DATA LISTING:
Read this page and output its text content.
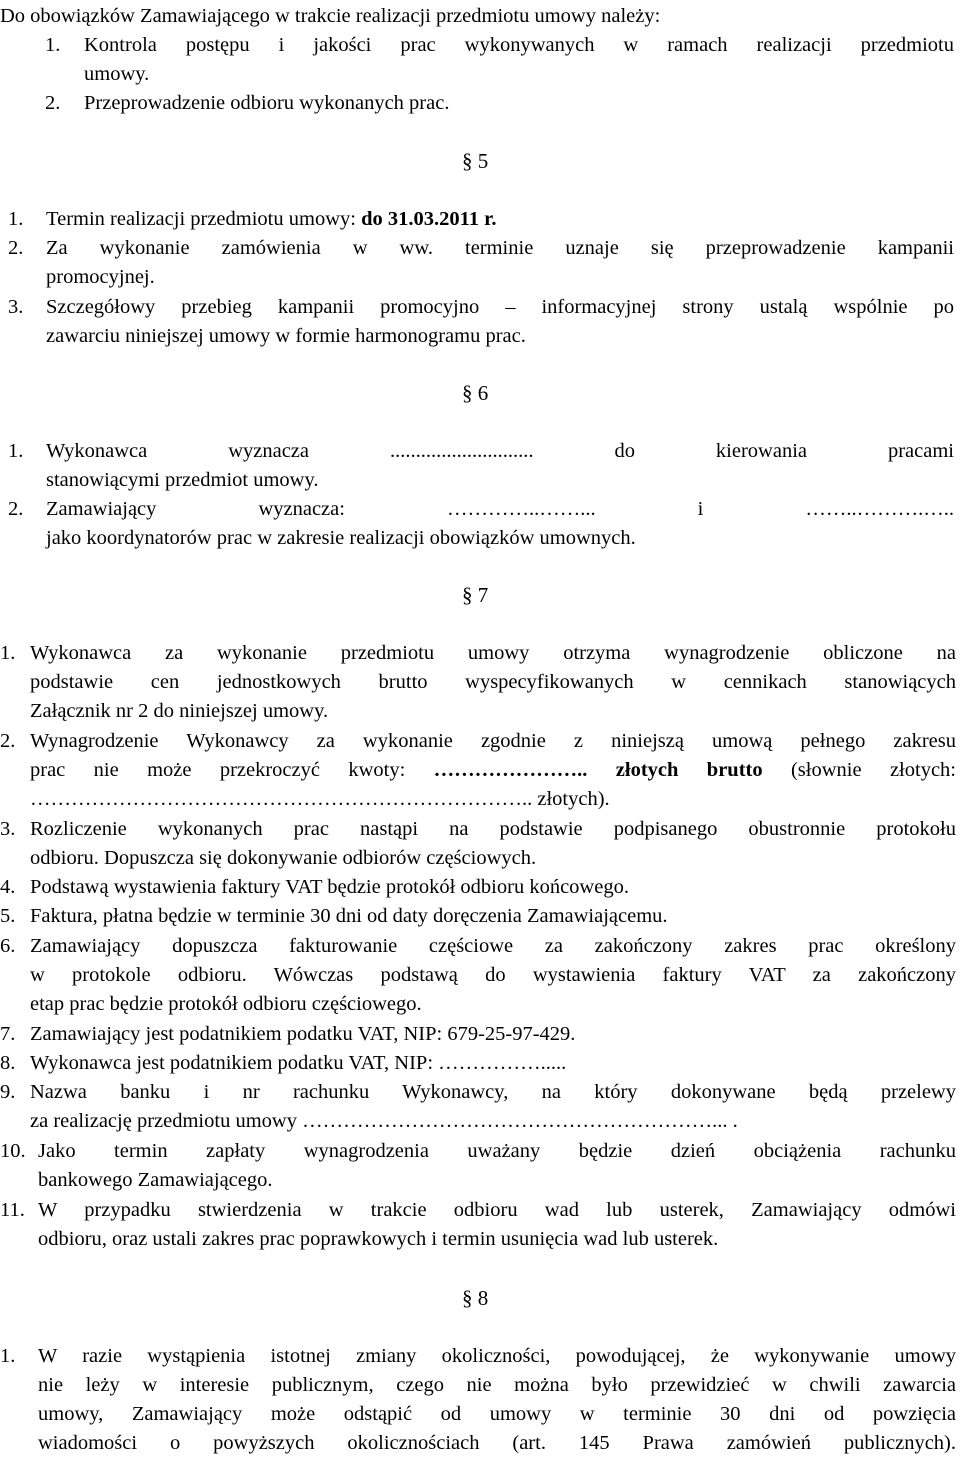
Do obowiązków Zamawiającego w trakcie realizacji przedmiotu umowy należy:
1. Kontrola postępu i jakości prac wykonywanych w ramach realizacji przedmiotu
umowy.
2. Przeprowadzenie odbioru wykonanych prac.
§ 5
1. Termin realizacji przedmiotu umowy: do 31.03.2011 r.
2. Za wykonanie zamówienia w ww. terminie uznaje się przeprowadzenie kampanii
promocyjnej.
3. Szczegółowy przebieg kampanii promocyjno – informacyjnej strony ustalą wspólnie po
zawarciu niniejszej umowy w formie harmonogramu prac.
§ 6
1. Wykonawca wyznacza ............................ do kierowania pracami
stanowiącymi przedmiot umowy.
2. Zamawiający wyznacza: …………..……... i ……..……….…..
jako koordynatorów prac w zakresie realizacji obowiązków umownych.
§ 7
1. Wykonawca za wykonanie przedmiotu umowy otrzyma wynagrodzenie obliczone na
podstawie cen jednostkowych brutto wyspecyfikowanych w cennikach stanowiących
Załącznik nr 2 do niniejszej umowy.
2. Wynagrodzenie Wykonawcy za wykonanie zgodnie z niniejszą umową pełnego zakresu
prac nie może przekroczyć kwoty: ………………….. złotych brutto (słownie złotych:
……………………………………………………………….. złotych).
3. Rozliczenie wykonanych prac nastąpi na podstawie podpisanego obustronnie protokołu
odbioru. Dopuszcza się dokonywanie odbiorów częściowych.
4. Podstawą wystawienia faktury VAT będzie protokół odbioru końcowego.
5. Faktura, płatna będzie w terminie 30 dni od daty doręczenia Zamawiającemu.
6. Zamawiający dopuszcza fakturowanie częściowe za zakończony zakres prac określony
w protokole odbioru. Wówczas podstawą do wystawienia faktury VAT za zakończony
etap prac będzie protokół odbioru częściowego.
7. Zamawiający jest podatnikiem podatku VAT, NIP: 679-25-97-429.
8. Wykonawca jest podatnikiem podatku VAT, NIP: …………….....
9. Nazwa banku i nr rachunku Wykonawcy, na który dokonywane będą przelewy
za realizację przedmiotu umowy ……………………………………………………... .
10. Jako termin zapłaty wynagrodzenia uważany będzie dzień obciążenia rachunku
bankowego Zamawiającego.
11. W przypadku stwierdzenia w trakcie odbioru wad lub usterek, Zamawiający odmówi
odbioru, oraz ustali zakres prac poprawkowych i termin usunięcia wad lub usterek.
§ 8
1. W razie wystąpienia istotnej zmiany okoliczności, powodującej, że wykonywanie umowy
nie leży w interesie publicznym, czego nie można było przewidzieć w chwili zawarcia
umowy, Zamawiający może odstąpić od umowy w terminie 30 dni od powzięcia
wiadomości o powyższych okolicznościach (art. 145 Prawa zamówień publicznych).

PROBLEM DESCRIPTION:
Return all lines of the material above in which the word "Wykonawcy" occurs.

SOLVED PROBLEM:
2. Wynagrodzenie Wykonawcy za wykonanie zgodnie z niniejszą umową pełnego zakresu
9. Nazwa banku i nr rachunku Wykonawcy, na który dokonywane będą przelewy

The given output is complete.